- **DATA SHOWN**
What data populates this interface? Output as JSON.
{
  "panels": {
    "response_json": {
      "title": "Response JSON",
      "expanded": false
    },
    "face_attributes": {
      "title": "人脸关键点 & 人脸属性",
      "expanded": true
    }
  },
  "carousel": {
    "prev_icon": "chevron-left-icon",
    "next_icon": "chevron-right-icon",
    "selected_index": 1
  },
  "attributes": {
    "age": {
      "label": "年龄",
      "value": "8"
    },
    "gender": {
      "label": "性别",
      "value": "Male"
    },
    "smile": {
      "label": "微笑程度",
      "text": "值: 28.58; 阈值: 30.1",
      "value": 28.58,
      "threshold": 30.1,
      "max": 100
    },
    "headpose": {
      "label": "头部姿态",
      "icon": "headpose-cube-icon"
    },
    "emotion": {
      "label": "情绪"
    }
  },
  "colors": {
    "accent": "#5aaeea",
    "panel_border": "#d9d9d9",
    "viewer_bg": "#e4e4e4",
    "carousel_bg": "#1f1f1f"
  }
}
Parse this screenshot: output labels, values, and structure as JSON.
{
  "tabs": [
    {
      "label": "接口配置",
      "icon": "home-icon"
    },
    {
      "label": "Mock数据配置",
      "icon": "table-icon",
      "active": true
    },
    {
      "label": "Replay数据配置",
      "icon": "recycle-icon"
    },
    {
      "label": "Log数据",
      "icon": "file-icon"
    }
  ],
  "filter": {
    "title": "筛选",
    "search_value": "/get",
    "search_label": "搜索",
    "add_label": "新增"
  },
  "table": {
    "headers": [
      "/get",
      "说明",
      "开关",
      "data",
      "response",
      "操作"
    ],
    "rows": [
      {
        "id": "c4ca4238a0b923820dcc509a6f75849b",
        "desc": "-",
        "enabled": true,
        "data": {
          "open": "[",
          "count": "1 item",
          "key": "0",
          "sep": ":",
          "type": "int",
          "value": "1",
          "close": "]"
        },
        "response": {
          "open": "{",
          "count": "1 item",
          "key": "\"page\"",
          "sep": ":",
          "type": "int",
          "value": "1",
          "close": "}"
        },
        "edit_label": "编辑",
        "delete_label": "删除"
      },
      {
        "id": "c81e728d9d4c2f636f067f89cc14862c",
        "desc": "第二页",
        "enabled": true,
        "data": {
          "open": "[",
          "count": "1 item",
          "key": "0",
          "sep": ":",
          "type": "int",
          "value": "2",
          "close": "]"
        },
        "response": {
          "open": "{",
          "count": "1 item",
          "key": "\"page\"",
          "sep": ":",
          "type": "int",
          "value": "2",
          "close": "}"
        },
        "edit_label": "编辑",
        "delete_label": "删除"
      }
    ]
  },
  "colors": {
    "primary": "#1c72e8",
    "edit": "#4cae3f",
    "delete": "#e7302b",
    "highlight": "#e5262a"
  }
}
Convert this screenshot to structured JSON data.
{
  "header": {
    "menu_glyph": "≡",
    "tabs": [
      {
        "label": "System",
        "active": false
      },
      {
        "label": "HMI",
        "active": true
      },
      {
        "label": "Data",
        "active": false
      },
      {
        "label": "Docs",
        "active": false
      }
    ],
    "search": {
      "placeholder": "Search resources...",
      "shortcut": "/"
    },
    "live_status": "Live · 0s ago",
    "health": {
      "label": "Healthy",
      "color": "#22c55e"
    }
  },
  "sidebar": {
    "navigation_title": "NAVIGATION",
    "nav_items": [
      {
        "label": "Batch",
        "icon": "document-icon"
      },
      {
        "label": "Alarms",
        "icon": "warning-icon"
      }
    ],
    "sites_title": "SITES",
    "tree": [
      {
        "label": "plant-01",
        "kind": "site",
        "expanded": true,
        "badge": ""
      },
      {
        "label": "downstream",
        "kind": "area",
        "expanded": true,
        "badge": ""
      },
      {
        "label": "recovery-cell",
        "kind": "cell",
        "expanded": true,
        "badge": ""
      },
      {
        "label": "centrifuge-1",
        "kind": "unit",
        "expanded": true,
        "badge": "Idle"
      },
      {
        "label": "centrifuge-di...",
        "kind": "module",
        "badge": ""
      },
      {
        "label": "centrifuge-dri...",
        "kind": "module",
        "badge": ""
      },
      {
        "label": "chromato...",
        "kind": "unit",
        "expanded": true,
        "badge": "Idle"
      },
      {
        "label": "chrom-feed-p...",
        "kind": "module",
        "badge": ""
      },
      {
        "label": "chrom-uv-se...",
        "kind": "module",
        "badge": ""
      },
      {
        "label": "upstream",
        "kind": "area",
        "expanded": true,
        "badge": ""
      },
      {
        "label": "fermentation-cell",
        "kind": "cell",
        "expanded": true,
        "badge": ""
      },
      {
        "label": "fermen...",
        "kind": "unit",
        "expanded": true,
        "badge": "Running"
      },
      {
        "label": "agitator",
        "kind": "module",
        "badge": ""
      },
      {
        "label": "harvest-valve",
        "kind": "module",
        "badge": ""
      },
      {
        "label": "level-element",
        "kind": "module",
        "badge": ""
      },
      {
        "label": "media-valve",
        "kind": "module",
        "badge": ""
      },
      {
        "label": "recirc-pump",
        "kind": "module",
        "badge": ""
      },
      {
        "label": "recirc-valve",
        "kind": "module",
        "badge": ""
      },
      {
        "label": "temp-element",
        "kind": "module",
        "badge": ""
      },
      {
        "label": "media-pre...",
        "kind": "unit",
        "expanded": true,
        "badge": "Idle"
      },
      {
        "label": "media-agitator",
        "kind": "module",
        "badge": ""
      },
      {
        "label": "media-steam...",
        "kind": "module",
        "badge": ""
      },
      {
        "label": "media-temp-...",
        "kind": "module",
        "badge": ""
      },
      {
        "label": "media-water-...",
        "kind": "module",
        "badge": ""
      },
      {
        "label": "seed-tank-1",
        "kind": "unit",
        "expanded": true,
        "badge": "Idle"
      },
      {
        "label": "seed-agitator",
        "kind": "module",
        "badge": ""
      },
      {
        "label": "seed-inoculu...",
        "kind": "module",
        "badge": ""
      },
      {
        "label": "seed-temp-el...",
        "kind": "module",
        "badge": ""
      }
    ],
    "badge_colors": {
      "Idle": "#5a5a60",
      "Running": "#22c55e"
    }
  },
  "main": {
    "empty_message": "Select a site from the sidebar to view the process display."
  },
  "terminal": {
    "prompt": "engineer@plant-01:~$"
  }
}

- **GOAL**
From the entries above, copy every line containing the word "chevron".

- **OUTPUT OF THE TASK**
    "prev_icon": "chevron-left-icon",
    "next_icon": "chevron-right-icon",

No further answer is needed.